Word for word, retype every entry in the listing.

### SOURCE MATERIAL
—————

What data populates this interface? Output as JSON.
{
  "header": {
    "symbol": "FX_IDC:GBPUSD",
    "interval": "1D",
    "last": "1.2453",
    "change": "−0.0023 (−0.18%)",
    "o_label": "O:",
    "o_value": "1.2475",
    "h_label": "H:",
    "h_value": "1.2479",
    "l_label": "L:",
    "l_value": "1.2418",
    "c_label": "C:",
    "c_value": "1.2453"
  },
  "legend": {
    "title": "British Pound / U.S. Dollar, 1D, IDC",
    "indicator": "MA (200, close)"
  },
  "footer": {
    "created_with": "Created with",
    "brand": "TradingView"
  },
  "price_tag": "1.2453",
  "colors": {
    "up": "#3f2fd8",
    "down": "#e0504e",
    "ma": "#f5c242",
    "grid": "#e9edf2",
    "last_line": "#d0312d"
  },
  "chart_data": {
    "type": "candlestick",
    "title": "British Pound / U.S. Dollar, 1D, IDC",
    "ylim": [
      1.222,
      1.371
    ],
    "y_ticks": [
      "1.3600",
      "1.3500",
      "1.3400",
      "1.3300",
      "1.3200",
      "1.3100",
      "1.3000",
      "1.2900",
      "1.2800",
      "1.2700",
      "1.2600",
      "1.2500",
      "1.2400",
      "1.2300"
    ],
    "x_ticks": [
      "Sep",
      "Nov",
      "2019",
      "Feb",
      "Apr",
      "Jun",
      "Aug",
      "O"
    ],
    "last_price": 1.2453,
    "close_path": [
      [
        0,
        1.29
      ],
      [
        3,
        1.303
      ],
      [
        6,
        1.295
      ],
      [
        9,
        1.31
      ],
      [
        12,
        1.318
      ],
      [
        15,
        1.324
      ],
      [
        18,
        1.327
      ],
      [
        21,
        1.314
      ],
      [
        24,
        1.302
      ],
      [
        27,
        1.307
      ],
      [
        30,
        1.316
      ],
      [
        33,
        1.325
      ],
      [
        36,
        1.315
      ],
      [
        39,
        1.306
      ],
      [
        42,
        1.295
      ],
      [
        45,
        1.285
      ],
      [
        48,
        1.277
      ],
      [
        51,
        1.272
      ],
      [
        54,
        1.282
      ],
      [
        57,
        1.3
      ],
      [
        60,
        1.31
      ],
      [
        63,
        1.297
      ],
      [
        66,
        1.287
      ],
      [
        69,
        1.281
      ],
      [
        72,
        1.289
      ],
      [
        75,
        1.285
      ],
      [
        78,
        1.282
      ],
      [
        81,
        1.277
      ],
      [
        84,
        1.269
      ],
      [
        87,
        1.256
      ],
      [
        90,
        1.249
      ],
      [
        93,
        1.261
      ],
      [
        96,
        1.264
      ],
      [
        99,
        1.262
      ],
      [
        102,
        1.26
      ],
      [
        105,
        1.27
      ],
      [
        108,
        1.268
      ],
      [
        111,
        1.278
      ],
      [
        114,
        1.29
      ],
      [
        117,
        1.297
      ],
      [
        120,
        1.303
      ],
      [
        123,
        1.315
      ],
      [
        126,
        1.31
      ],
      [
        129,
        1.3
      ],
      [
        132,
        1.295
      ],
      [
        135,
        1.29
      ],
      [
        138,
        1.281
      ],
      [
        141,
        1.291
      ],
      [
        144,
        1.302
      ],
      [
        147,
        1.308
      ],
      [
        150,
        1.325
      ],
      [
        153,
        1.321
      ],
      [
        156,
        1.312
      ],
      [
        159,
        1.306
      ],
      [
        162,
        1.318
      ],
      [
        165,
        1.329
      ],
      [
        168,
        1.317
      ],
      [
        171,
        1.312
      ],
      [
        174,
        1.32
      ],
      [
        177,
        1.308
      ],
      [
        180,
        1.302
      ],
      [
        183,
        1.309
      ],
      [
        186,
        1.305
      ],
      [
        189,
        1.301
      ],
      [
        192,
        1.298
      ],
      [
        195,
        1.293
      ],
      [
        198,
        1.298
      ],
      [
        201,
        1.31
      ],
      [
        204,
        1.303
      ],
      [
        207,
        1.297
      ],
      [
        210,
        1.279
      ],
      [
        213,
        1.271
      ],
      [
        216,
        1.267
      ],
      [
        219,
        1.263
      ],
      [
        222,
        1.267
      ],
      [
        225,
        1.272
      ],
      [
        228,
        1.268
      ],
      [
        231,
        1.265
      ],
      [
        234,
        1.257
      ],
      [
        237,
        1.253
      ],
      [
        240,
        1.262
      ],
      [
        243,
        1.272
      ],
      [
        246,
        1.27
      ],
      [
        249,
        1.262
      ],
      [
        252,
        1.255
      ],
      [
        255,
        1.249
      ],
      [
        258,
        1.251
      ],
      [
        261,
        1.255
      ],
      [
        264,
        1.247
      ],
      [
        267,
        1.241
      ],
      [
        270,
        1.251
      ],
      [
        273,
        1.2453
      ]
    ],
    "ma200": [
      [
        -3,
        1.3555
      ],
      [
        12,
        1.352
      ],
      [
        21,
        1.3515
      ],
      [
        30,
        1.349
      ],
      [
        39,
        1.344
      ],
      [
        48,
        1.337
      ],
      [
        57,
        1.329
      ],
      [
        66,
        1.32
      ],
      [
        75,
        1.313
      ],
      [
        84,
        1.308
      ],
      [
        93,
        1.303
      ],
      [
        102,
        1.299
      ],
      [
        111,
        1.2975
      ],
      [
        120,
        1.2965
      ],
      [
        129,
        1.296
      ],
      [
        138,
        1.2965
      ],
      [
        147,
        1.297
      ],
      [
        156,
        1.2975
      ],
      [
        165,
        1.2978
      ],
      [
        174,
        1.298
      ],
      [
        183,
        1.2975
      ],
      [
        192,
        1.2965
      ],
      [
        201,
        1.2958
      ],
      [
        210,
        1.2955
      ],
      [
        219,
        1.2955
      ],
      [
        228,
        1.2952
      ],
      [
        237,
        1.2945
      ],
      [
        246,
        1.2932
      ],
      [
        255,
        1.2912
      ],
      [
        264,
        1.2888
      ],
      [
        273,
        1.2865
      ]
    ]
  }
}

—————

### CORRECT RESULT
What data populates this interface? Output as JSON.
{
  "header": {
    "symbol": "FX_IDC:GBPUSD",
    "interval": "1D",
    "last": "1.2453",
    "change": "−0.0023 (−0.18%)",
    "o_label": "O:",
    "o_value": "1.2475",
    "h_label": "H:",
    "h_value": "1.2479",
    "l_label": "L:",
    "l_value": "1.2418",
    "c_label": "C:",
    "c_value": "1.2453"
  },
  "legend": {
    "title": "British Pound / U.S. Dollar, 1D, IDC",
    "indicator": "MA (200, close)"
  },
  "footer": {
    "created_with": "Created with",
    "brand": "TradingView"
  },
  "price_tag": "1.2453",
  "colors": {
    "up": "#3f2fd8",
    "down": "#e0504e",
    "ma": "#f5c242",
    "grid": "#e9edf2",
    "last_line": "#d0312d"
  },
  "chart_data": {
    "type": "candlestick",
    "title": "British Pound / U.S. Dollar, 1D, IDC",
    "ylim": [
      1.222,
      1.371
    ],
    "y_ticks": [
      "1.3600",
      "1.3500",
      "1.3400",
      "1.3300",
      "1.3200",
      "1.3100",
      "1.3000",
      "1.2900",
      "1.2800",
      "1.2700",
      "1.2600",
      "1.2500",
      "1.2400",
      "1.2300"
    ],
    "x_ticks": [
      "Sep",
      "Nov",
      "2019",
      "Feb",
      "Apr",
      "Jun",
      "Aug",
      "O"
    ],
    "last_price": 1.2453,
    "close_path": [
      [
        0,
        1.29
      ],
      [
        3,
        1.303
      ],
      [
        6,
        1.295
      ],
      [
        9,
        1.31
      ],
      [
        12,
        1.318
      ],
      [
        15,
        1.324
      ],
      [
        18,
        1.327
      ],
      [
        21,
        1.314
      ],
      [
        24,
        1.302
      ],
      [
        27,
        1.307
      ],
      [
        30,
        1.316
      ],
      [
        33,
        1.325
      ],
      [
        36,
        1.315
      ],
      [
        39,
        1.306
      ],
      [
        42,
        1.295
      ],
      [
        45,
        1.285
      ],
      [
        48,
        1.277
      ],
      [
        51,
        1.272
      ],
      [
        54,
        1.282
      ],
      [
        57,
        1.3
      ],
      [
        60,
        1.31
      ],
      [
        63,
        1.297
      ],
      [
        66,
        1.287
      ],
      [
        69,
        1.281
      ],
      [
        72,
        1.289
      ],
      [
        75,
        1.285
      ],
      [
        78,
        1.282
      ],
      [
        81,
        1.277
      ],
      [
        84,
        1.269
      ],
      [
        87,
        1.256
      ],
      [
        90,
        1.249
      ],
      [
        93,
        1.261
      ],
      [
        96,
        1.264
      ],
      [
        99,
        1.262
      ],
      [
        102,
        1.26
      ],
      [
        105,
        1.27
      ],
      [
        108,
        1.268
      ],
      [
        111,
        1.278
      ],
      [
        114,
        1.29
      ],
      [
        117,
        1.297
      ],
      [
        120,
        1.303
      ],
      [
        123,
        1.315
      ],
      [
        126,
        1.31
      ],
      [
        129,
        1.3
      ],
      [
        132,
        1.295
      ],
      [
        135,
        1.29
      ],
      [
        138,
        1.281
      ],
      [
        141,
        1.291
      ],
      [
        144,
        1.302
      ],
      [
        147,
        1.308
      ],
      [
        150,
        1.325
      ],
      [
        153,
        1.321
      ],
      [
        156,
        1.312
      ],
      [
        159,
        1.306
      ],
      [
        162,
        1.318
      ],
      [
        165,
        1.329
      ],
      [
        168,
        1.317
      ],
      [
        171,
        1.312
      ],
      [
        174,
        1.32
      ],
      [
        177,
        1.308
      ],
      [
        180,
        1.302
      ],
      [
        183,
        1.309
      ],
      [
        186,
        1.305
      ],
      [
        189,
        1.301
      ],
      [
        192,
        1.298
      ],
      [
        195,
        1.293
      ],
      [
        198,
        1.298
      ],
      [
        201,
        1.31
      ],
      [
        204,
        1.303
      ],
      [
        207,
        1.297
      ],
      [
        210,
        1.279
      ],
      [
        213,
        1.271
      ],
      [
        216,
        1.267
      ],
      [
        219,
        1.263
      ],
      [
        222,
        1.267
      ],
      [
        225,
        1.272
      ],
      [
        228,
        1.268
      ],
      [
        231,
        1.265
      ],
      [
        234,
        1.257
      ],
      [
        237,
        1.253
      ],
      [
        240,
        1.262
      ],
      [
        243,
        1.272
      ],
      [
        246,
        1.27
      ],
      [
        249,
        1.262
      ],
      [
        252,
        1.255
      ],
      [
        255,
        1.249
      ],
      [
        258,
        1.251
      ],
      [
        261,
        1.255
      ],
      [
        264,
        1.247
      ],
      [
        267,
        1.241
      ],
      [
        270,
        1.251
      ],
      [
        273,
        1.2453
      ]
    ],
    "ma200": [
      [
        -3,
        1.3555
      ],
      [
        12,
        1.352
      ],
      [
        21,
        1.3515
      ],
      [
        30,
        1.349
      ],
      [
        39,
        1.344
      ],
      [
        48,
        1.337
      ],
      [
        57,
        1.329
      ],
      [
        66,
        1.32
      ],
      [
        75,
        1.313
      ],
      [
        84,
        1.308
      ],
      [
        93,
        1.303
      ],
      [
        102,
        1.299
      ],
      [
        111,
        1.2975
      ],
      [
        120,
        1.2965
      ],
      [
        129,
        1.296
      ],
      [
        138,
        1.2965
      ],
      [
        147,
        1.297
      ],
      [
        156,
        1.2975
      ],
      [
        165,
        1.2978
      ],
      [
        174,
        1.298
      ],
      [
        183,
        1.2975
      ],
      [
        192,
        1.2965
      ],
      [
        201,
        1.2958
      ],
      [
        210,
        1.2955
      ],
      [
        219,
        1.2955
      ],
      [
        228,
        1.2952
      ],
      [
        237,
        1.2945
      ],
      [
        246,
        1.2932
      ],
      [
        255,
        1.2912
      ],
      [
        264,
        1.2888
      ],
      [
        273,
        1.2865
      ]
    ]
  }
}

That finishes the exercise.